## Figure data in JSON
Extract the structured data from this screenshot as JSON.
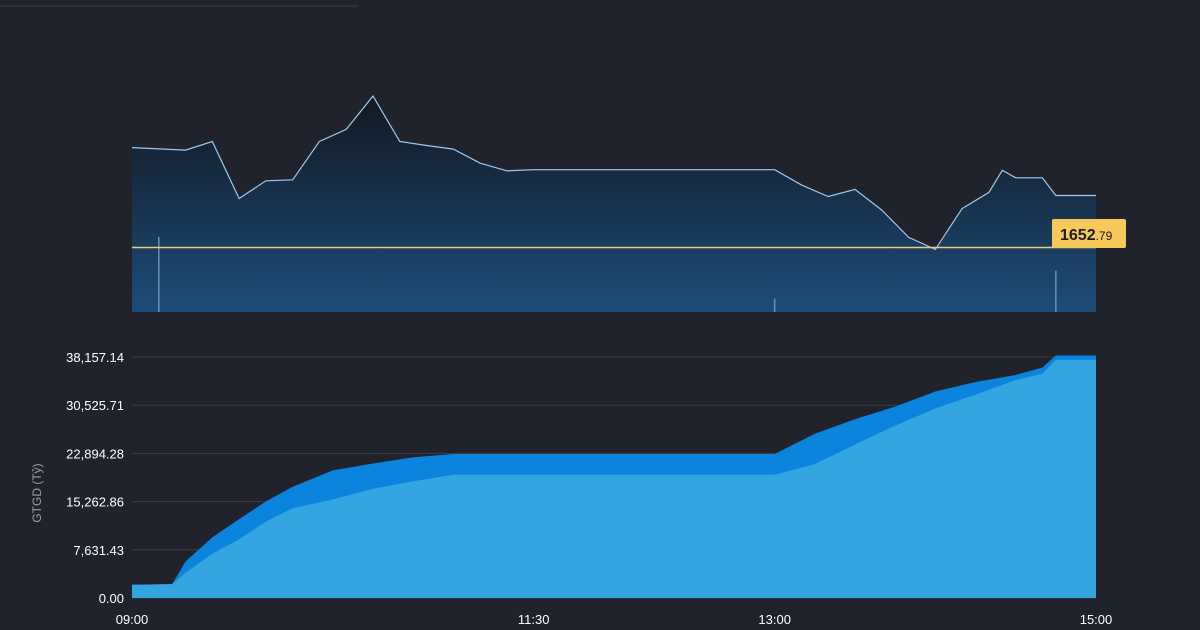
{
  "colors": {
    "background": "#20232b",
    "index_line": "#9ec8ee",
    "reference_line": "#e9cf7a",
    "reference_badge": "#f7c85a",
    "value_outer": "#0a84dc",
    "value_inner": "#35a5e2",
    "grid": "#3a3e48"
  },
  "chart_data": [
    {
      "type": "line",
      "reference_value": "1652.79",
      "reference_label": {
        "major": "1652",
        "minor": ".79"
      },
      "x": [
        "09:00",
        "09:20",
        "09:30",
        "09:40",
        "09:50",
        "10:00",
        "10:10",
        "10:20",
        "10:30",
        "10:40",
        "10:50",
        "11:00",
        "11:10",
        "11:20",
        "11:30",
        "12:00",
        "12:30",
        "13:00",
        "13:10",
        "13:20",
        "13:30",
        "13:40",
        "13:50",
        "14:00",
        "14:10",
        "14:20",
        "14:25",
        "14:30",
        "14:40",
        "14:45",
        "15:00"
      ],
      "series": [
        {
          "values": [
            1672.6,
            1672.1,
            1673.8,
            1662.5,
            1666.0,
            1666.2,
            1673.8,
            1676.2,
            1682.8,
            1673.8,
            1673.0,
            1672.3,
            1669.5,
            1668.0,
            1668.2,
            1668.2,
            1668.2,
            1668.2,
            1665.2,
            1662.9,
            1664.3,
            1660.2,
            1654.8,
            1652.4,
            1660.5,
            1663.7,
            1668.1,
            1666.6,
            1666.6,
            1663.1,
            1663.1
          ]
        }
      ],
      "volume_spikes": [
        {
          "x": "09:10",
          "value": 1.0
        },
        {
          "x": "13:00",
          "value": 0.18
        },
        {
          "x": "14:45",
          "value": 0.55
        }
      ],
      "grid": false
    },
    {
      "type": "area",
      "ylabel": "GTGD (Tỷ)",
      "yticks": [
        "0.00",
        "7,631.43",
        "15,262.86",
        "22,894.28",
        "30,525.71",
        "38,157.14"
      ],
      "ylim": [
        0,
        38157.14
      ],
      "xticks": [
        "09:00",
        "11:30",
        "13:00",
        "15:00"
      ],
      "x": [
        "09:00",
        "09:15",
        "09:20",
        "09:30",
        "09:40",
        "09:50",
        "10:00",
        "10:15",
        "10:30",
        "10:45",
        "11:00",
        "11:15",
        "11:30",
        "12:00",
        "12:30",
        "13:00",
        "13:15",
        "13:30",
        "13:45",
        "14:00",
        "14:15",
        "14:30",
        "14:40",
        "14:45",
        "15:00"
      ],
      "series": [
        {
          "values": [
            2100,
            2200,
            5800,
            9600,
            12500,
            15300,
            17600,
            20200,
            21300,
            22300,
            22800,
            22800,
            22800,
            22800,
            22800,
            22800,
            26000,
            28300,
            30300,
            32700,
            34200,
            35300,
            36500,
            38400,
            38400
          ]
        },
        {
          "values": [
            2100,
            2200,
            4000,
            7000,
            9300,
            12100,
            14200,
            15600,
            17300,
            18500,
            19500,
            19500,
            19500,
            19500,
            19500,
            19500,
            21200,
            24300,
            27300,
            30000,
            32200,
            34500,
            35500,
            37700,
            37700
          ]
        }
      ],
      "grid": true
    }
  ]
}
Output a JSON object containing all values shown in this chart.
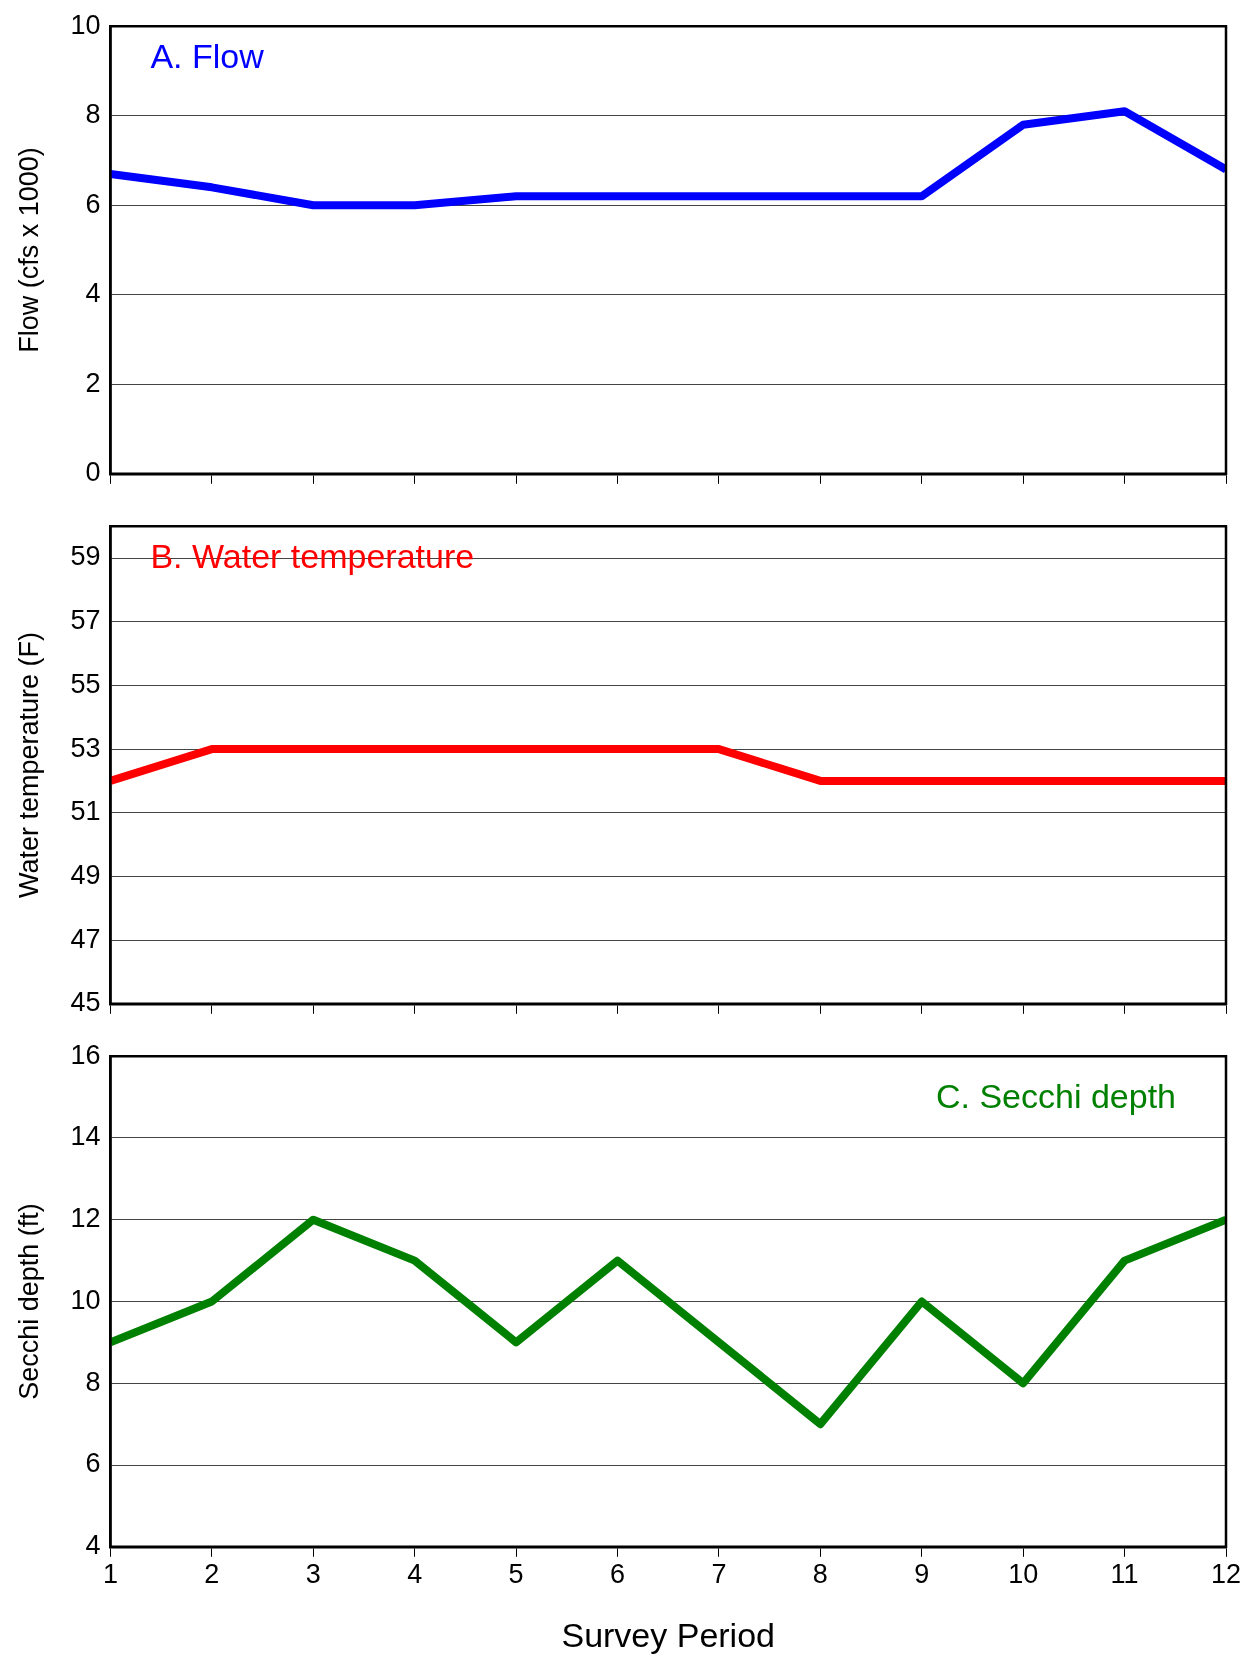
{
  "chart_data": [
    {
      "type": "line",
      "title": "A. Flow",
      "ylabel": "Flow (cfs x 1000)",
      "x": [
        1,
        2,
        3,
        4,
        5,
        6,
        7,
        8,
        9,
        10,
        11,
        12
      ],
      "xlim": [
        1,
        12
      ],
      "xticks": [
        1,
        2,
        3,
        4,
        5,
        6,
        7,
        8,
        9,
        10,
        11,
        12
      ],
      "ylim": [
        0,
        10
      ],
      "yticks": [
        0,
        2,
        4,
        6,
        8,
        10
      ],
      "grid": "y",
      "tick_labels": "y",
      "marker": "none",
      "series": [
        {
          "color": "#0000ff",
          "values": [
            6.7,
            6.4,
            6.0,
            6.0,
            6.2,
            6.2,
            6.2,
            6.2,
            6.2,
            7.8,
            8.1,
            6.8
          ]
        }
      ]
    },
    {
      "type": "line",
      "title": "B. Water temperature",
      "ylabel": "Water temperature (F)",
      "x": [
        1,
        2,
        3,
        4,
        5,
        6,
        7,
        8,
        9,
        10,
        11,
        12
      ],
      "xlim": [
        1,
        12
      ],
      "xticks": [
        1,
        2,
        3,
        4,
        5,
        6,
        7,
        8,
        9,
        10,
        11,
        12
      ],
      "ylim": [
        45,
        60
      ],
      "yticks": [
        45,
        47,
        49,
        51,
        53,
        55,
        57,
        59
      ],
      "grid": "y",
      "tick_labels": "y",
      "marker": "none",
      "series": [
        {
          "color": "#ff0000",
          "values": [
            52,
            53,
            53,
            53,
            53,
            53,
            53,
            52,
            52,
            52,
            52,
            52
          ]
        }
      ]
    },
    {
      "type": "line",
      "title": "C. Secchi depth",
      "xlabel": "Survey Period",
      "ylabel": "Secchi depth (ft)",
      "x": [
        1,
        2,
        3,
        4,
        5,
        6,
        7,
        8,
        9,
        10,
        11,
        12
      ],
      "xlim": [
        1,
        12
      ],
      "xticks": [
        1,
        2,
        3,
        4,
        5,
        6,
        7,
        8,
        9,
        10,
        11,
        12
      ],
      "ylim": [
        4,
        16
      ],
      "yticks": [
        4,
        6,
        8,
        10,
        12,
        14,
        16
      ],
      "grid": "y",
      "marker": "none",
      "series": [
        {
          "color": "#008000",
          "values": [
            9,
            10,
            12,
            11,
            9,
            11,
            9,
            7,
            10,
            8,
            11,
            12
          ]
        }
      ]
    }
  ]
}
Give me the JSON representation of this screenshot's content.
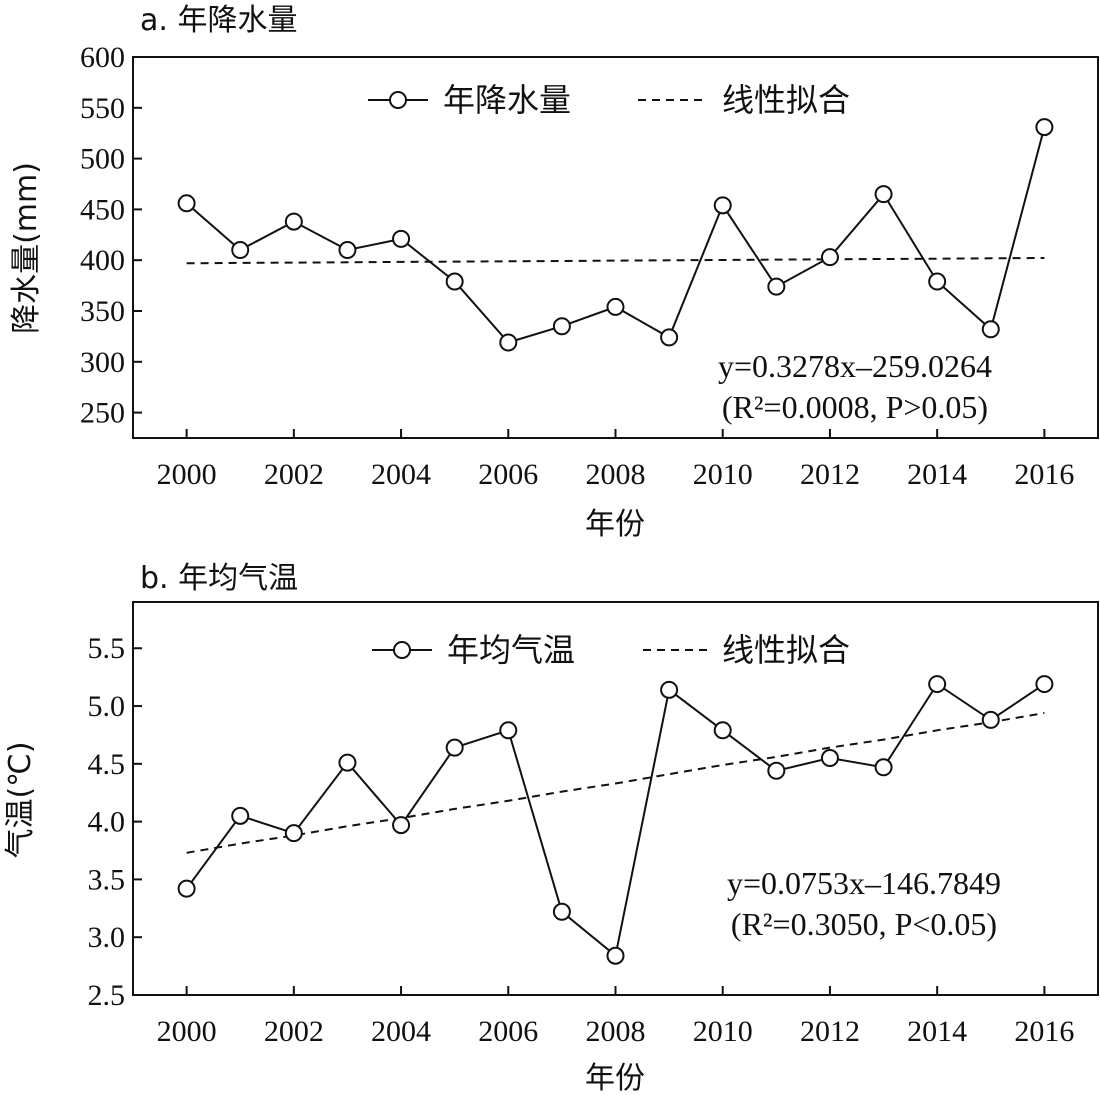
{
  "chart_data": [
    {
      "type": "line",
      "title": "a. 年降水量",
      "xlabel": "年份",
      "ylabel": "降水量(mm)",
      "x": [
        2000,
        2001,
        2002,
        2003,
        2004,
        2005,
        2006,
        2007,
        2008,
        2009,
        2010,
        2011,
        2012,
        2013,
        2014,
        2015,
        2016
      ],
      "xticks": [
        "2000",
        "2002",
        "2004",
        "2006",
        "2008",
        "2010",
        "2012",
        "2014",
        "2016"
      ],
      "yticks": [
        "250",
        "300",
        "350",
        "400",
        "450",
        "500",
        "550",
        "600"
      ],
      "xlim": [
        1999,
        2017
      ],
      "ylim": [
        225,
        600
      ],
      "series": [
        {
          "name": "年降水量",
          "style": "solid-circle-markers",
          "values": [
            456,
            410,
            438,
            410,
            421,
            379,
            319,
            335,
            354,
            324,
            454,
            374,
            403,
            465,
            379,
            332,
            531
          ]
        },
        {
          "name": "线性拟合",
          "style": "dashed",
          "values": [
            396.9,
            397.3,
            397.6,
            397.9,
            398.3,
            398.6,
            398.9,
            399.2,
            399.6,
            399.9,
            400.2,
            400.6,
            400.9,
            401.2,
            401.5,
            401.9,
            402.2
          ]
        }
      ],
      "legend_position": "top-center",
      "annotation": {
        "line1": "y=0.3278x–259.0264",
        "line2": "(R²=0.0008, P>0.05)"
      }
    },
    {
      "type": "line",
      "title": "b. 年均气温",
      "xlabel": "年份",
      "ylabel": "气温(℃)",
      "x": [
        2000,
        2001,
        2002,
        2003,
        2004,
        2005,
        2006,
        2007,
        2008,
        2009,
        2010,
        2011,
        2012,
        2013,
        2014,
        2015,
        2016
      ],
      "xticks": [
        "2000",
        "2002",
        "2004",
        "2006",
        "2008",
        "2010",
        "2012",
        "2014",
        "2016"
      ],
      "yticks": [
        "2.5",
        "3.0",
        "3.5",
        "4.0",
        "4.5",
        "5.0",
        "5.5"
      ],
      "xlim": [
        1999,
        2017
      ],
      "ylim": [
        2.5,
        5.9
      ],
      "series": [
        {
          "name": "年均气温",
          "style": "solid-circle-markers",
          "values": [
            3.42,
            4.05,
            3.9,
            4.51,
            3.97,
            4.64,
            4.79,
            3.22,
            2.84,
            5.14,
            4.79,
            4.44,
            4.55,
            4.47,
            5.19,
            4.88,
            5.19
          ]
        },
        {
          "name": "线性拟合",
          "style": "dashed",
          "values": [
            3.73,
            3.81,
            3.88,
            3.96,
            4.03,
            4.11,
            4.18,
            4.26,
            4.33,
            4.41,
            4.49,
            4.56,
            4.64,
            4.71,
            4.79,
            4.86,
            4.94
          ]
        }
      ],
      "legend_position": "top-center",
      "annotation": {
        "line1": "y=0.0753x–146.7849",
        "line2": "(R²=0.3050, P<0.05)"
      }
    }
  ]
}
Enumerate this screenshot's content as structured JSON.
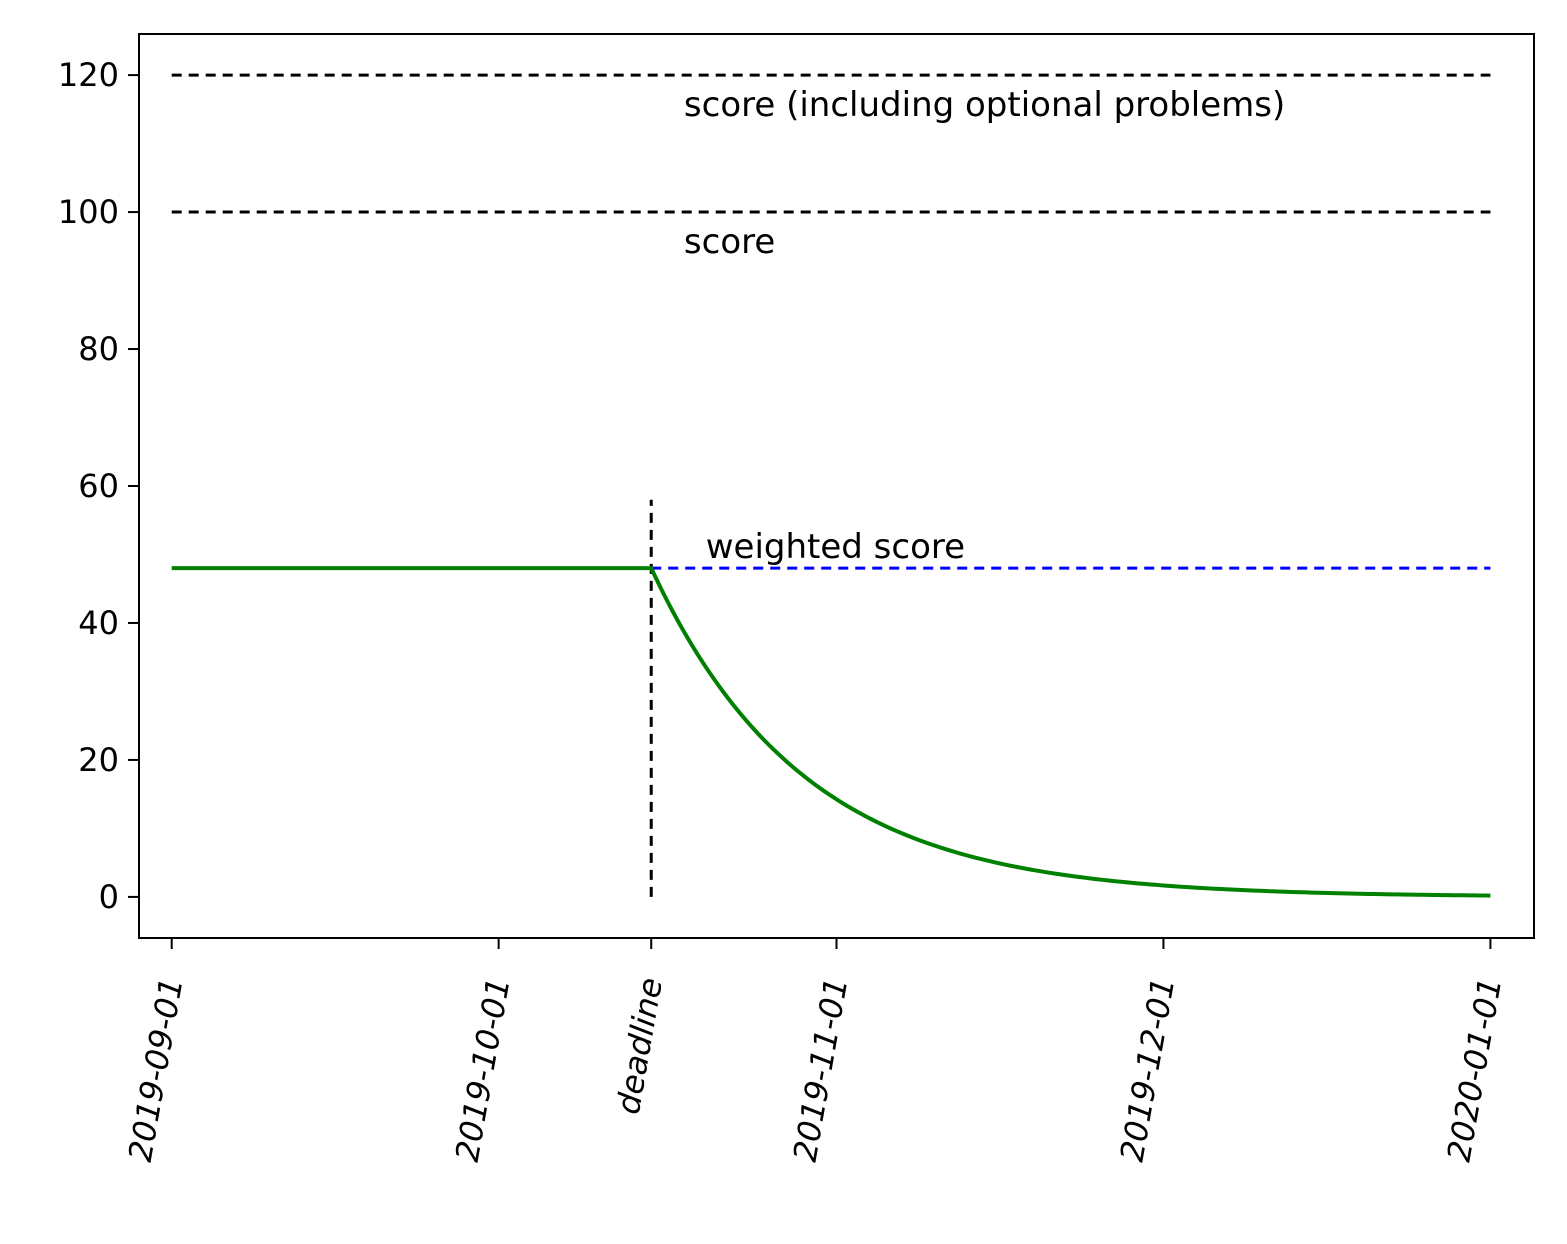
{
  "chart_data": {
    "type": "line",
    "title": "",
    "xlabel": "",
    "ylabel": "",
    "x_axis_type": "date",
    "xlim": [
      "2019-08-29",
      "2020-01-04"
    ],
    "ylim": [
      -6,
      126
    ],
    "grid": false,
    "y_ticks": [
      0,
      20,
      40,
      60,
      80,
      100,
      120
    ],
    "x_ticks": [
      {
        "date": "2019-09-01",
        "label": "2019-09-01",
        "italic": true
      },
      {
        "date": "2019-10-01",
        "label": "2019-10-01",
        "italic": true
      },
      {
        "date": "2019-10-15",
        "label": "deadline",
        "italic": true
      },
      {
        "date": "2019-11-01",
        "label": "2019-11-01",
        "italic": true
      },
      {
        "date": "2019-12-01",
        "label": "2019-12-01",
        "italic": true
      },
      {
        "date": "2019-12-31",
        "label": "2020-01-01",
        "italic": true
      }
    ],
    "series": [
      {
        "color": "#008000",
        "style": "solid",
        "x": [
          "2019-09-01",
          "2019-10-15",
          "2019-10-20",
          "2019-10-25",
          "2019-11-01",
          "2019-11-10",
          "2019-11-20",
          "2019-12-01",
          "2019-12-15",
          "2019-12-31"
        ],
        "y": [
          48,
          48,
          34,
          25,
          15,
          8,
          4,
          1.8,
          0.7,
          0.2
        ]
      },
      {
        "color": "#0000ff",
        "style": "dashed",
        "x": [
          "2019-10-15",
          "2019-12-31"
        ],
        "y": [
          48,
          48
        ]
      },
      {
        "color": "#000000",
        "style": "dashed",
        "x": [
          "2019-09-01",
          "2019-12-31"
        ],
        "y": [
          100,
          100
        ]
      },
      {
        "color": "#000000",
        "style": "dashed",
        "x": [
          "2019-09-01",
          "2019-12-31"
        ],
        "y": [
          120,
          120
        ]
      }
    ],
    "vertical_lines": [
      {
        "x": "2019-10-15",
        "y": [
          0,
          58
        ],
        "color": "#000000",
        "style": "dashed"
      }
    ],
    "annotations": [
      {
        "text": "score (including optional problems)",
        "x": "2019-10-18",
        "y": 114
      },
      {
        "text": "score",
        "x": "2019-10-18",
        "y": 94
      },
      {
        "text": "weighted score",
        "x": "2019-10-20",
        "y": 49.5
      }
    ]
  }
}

## What to work on
Copy all lines of the material above where the string "ylabel" occurs.

## Output
      "ylabel": "GTGD (Tỷ)",
      "ylabel": "Flow (cfs x 1000)",
      "ylabel": "Water temperature (F)",
      "ylabel": "Secchi depth (ft)",
      "ylabel": "降水量(mm)",
      "ylabel": "气温(℃)",
    "ylabel": "",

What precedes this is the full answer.